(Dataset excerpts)

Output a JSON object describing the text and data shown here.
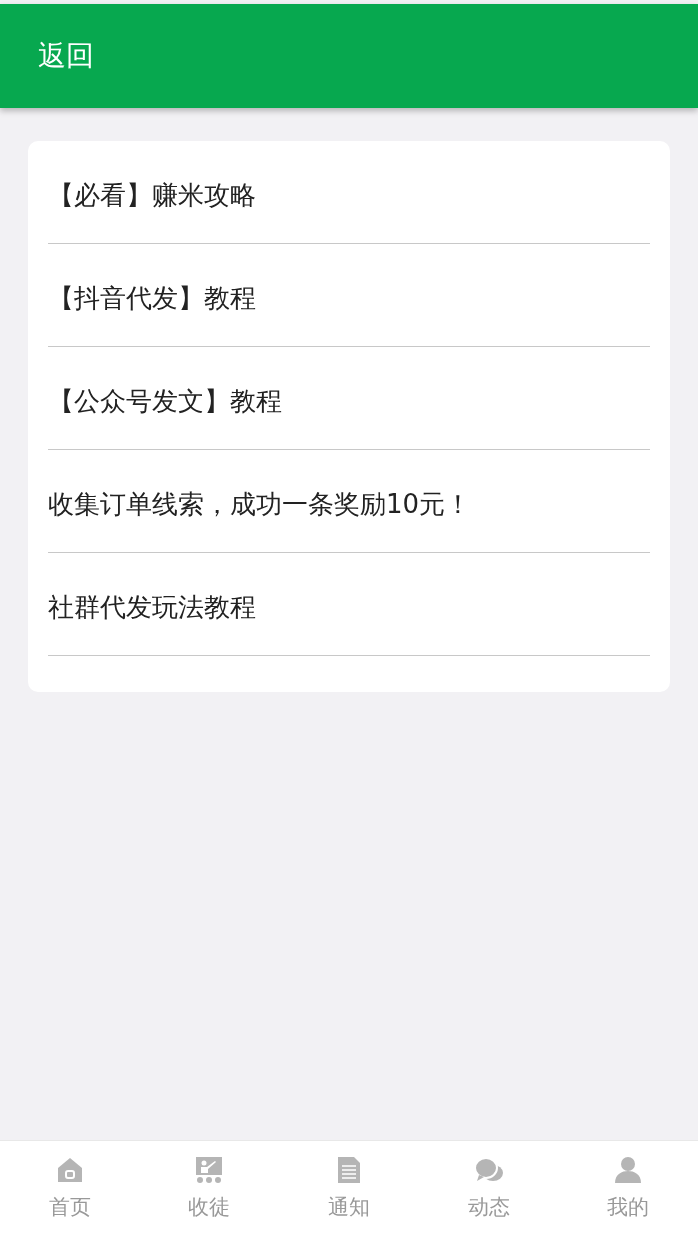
{
  "header": {
    "back_label": "返回"
  },
  "articles": [
    {
      "title": "【必看】赚米攻略"
    },
    {
      "title": "【抖音代发】教程"
    },
    {
      "title": "【公众号发文】教程"
    },
    {
      "title": "收集订单线索，成功一条奖励10元！"
    },
    {
      "title": "社群代发玩法教程"
    }
  ],
  "bottom_nav": [
    {
      "kind": "home",
      "label": "首页"
    },
    {
      "kind": "teach",
      "label": "收徒"
    },
    {
      "kind": "doc",
      "label": "通知"
    },
    {
      "kind": "chat",
      "label": "动态"
    },
    {
      "kind": "user",
      "label": "我的"
    }
  ]
}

- _Problem to solve_:
Each line of the material must be retyped exactly, except that images are omitted.

- _Solved exercise_:
Output a JSON object describing the text and data shown here.
{
  "header": {
    "back_label": "返回"
  },
  "articles": [
    {
      "title": "【必看】赚米攻略"
    },
    {
      "title": "【抖音代发】教程"
    },
    {
      "title": "【公众号发文】教程"
    },
    {
      "title": "收集订单线索，成功一条奖励10元！"
    },
    {
      "title": "社群代发玩法教程"
    }
  ],
  "bottom_nav": [
    {
      "kind": "home",
      "label": "首页"
    },
    {
      "kind": "teach",
      "label": "收徒"
    },
    {
      "kind": "doc",
      "label": "通知"
    },
    {
      "kind": "chat",
      "label": "动态"
    },
    {
      "kind": "user",
      "label": "我的"
    }
  ]
}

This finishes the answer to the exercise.